§ **SET EXERCISE**
From the line containing "Give me a plain-text" down to the final line of the entries below, quote every line verbatim. Exclude pictures.

§ **RECORDS FOR PROCESSING**
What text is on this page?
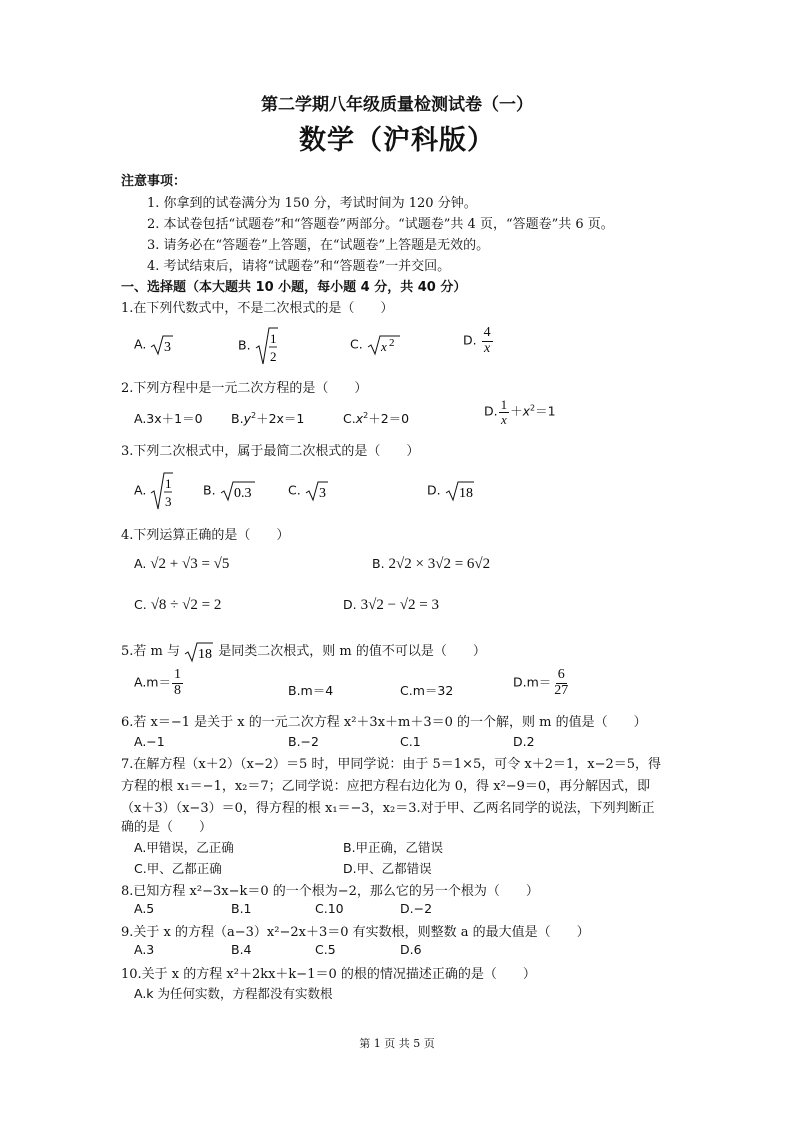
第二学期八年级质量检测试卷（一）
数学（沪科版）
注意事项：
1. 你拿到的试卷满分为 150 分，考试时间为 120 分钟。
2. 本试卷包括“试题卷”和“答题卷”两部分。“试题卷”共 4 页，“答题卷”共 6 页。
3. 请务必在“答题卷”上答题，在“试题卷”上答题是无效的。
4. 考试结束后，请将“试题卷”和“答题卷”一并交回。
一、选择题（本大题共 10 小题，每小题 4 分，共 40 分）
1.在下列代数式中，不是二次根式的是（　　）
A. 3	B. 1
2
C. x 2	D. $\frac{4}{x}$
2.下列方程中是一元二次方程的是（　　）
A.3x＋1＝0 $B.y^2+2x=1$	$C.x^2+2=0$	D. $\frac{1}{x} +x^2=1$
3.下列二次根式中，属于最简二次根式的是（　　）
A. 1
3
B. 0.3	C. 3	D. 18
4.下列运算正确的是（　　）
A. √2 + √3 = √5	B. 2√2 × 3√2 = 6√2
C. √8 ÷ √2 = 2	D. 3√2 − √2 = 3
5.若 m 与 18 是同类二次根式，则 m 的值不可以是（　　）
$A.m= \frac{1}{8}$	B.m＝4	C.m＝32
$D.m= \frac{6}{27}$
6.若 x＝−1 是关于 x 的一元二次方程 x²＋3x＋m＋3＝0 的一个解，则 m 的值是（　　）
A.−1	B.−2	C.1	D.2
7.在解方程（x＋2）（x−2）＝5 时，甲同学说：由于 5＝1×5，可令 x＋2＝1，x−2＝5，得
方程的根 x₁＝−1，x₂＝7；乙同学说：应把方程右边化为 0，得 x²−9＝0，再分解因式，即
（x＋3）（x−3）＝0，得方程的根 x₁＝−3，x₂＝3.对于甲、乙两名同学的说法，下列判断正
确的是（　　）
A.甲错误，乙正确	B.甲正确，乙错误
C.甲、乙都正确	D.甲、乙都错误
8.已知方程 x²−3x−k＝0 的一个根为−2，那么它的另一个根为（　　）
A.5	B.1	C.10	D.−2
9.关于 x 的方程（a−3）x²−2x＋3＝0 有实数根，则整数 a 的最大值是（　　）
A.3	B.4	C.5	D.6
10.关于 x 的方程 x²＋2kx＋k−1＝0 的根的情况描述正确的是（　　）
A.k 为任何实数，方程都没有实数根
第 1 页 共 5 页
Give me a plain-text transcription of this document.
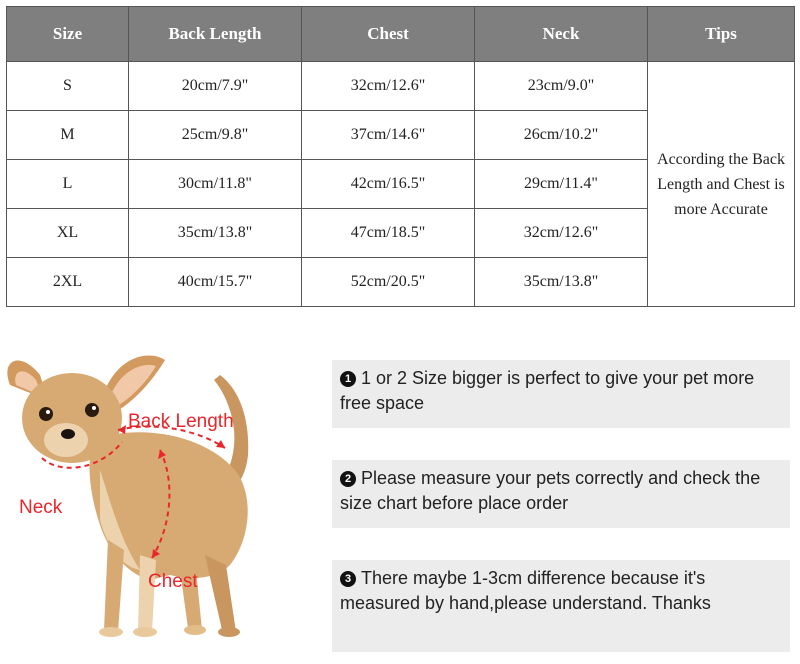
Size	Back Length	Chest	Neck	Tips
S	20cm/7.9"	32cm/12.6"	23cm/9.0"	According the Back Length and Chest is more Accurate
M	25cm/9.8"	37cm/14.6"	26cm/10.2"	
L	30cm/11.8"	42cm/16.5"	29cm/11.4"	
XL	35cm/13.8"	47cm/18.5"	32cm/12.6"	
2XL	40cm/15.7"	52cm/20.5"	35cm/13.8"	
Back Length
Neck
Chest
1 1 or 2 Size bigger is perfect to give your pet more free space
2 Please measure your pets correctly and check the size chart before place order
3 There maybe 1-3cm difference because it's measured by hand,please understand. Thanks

§ **RESULT OF THIS TASK**
Give me a plain-text transcription of this document.
Size	Back Length	Chest	Neck	Tips
S	20cm/7.9"	32cm/12.6"	23cm/9.0"	According the Back Length and Chest is more Accurate
M	25cm/9.8"	37cm/14.6"	26cm/10.2"	
L	30cm/11.8"	42cm/16.5"	29cm/11.4"	
XL	35cm/13.8"	47cm/18.5"	32cm/12.6"	
2XL	40cm/15.7"	52cm/20.5"	35cm/13.8"	
Back Length
Neck
Chest
1 1 or 2 Size bigger is perfect to give your pet more free space
2 Please measure your pets correctly and check the size chart before place order
3 There maybe 1-3cm difference because it's measured by hand,please understand. Thanks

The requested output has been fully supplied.